> **WHAT IS ASKED**: Repeat every record below exactly, but leave out any pictures.

--- START EXTRACTED DATA ---

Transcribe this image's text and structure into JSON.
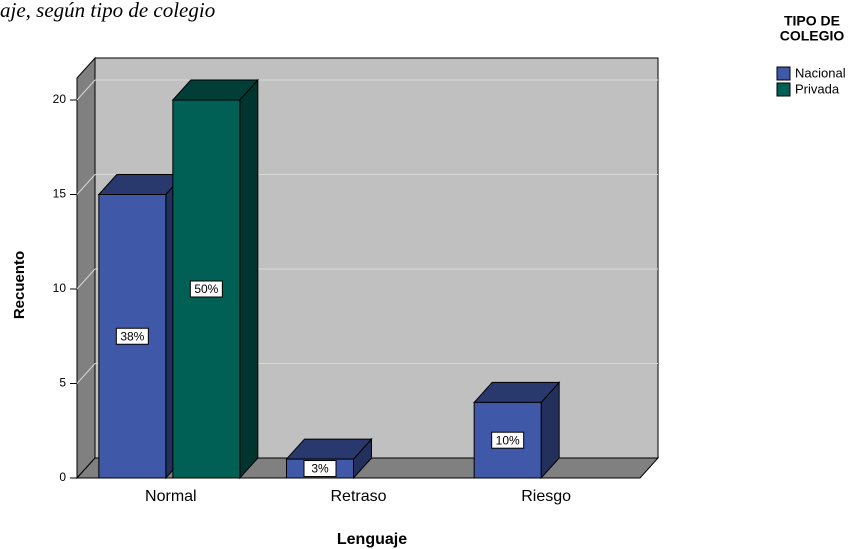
{
  "chart_data": {
    "type": "bar3d",
    "title": "aje, según tipo de colegio",
    "x_label": "Lenguaje",
    "y_label": "Recuento",
    "legend_title": [
      "TIPO DE",
      "COLEGIO"
    ],
    "categories": [
      "Normal",
      "Retraso",
      "Riesgo"
    ],
    "series": [
      {
        "name": "Nacional",
        "color": "#3f58a8",
        "values": [
          15,
          1,
          4
        ],
        "value_labels": [
          "38%",
          "3%",
          "10%"
        ]
      },
      {
        "name": "Privada",
        "color": "#006055",
        "values": [
          20,
          null,
          null
        ],
        "value_labels": [
          "50%",
          null,
          null
        ]
      }
    ],
    "ylim": [
      0,
      20
    ],
    "yticks": [
      0,
      5,
      10,
      15,
      20
    ],
    "grid": true,
    "legend": "right"
  }
}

--- END EXTRACTED DATA ---

> **RESULT OF THIS EXERCISE**:
Transcribe this image's text and structure into JSON.
{
  "chart_data": {
    "type": "bar3d",
    "title": "aje, según tipo de colegio",
    "x_label": "Lenguaje",
    "y_label": "Recuento",
    "legend_title": [
      "TIPO DE",
      "COLEGIO"
    ],
    "categories": [
      "Normal",
      "Retraso",
      "Riesgo"
    ],
    "series": [
      {
        "name": "Nacional",
        "color": "#3f58a8",
        "values": [
          15,
          1,
          4
        ],
        "value_labels": [
          "38%",
          "3%",
          "10%"
        ]
      },
      {
        "name": "Privada",
        "color": "#006055",
        "values": [
          20,
          null,
          null
        ],
        "value_labels": [
          "50%",
          null,
          null
        ]
      }
    ],
    "ylim": [
      0,
      20
    ],
    "yticks": [
      0,
      5,
      10,
      15,
      20
    ],
    "grid": true,
    "legend": "right"
  }
}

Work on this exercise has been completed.